- GIVEN EXERCISE: Retype the listing that follows, exactly as written.

- DATA SUPPLIED:

____________________

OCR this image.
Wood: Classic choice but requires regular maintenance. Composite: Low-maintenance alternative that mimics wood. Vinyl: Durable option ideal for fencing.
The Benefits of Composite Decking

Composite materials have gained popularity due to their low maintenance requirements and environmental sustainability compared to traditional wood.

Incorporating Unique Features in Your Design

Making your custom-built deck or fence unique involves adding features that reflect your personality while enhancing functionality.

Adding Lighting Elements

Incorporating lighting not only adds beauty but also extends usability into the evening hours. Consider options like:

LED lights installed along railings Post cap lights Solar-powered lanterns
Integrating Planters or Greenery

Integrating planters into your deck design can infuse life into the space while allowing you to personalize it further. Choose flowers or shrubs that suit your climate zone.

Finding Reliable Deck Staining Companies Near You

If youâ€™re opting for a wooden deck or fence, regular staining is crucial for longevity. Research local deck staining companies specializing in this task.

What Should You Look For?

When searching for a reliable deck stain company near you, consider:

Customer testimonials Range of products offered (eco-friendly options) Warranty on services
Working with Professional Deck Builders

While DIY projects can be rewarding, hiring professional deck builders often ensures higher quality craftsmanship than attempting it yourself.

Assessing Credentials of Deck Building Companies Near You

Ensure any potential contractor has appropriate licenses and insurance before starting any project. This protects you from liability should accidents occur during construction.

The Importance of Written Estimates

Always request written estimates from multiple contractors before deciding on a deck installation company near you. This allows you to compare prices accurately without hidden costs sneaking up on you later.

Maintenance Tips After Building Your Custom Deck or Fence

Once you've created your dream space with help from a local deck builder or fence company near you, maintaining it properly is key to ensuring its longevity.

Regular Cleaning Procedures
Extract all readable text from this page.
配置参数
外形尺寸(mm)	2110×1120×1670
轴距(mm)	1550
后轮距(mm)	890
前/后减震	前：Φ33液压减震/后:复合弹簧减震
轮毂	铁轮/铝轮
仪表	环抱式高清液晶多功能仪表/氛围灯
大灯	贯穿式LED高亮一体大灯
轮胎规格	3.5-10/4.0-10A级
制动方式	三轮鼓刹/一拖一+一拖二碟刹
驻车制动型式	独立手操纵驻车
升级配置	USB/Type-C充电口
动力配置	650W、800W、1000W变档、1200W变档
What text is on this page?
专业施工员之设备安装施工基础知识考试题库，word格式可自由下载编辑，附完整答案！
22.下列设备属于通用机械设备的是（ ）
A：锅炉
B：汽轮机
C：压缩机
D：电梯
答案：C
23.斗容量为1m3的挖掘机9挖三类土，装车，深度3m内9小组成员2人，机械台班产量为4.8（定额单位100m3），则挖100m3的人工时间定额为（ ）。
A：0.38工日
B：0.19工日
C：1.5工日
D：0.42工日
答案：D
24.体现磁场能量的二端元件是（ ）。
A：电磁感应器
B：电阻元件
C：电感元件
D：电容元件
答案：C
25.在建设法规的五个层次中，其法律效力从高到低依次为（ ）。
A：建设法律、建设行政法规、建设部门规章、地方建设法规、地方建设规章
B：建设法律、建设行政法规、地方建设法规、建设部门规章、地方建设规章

____________________

- REPLY:
OCR this image.
Wood: Classic choice but requires regular maintenance. Composite: Low-maintenance alternative that mimics wood. Vinyl: Durable option ideal for fencing.
The Benefits of Composite Decking

Composite materials have gained popularity due to their low maintenance requirements and environmental sustainability compared to traditional wood.

Incorporating Unique Features in Your Design

Making your custom-built deck or fence unique involves adding features that reflect your personality while enhancing functionality.

Adding Lighting Elements

Incorporating lighting not only adds beauty but also extends usability into the evening hours. Consider options like:

LED lights installed along railings Post cap lights Solar-powered lanterns
Integrating Planters or Greenery

Integrating planters into your deck design can infuse life into the space while allowing you to personalize it further. Choose flowers or shrubs that suit your climate zone.

Finding Reliable Deck Staining Companies Near You

If youâ€™re opting for a wooden deck or fence, regular staining is crucial for longevity. Research local deck staining companies specializing in this task.

What Should You Look For?

When searching for a reliable deck stain company near you, consider:

Customer testimonials Range of products offered (eco-friendly options) Warranty on services
Working with Professional Deck Builders

While DIY projects can be rewarding, hiring professional deck builders often ensures higher quality craftsmanship than attempting it yourself.

Assessing Credentials of Deck Building Companies Near You

Ensure any potential contractor has appropriate licenses and insurance before starting any project. This protects you from liability should accidents occur during construction.

The Importance of Written Estimates

Always request written estimates from multiple contractors before deciding on a deck installation company near you. This allows you to compare prices accurately without hidden costs sneaking up on you later.

Maintenance Tips After Building Your Custom Deck or Fence

Once you've created your dream space with help from a local deck builder or fence company near you, maintaining it properly is key to ensuring its longevity.

Regular Cleaning Procedures
Extract all readable text from this page.
配置参数
外形尺寸(mm)	2110×1120×1670
轴距(mm)	1550
后轮距(mm)	890
前/后减震	前：Φ33液压减震/后:复合弹簧减震
轮毂	铁轮/铝轮
仪表	环抱式高清液晶多功能仪表/氛围灯
大灯	贯穿式LED高亮一体大灯
轮胎规格	3.5-10/4.0-10A级
制动方式	三轮鼓刹/一拖一+一拖二碟刹
驻车制动型式	独立手操纵驻车
升级配置	USB/Type-C充电口
动力配置	650W、800W、1000W变档、1200W变档
What text is on this page?
专业施工员之设备安装施工基础知识考试题库，word格式可自由下载编辑，附完整答案！
22.下列设备属于通用机械设备的是（ ）
A：锅炉
B：汽轮机
C：压缩机
D：电梯
答案：C
23.斗容量为1m3的挖掘机9挖三类土，装车，深度3m内9小组成员2人，机械台班产量为4.8（定额单位100m3），则挖100m3的人工时间定额为（ ）。
A：0.38工日
B：0.19工日
C：1.5工日
D：0.42工日
答案：D
24.体现磁场能量的二端元件是（ ）。
A：电磁感应器
B：电阻元件
C：电感元件
D：电容元件
答案：C
25.在建设法规的五个层次中，其法律效力从高到低依次为（ ）。
A：建设法律、建设行政法规、建设部门规章、地方建设法规、地方建设规章
B：建设法律、建设行政法规、地方建设法规、建设部门规章、地方建设规章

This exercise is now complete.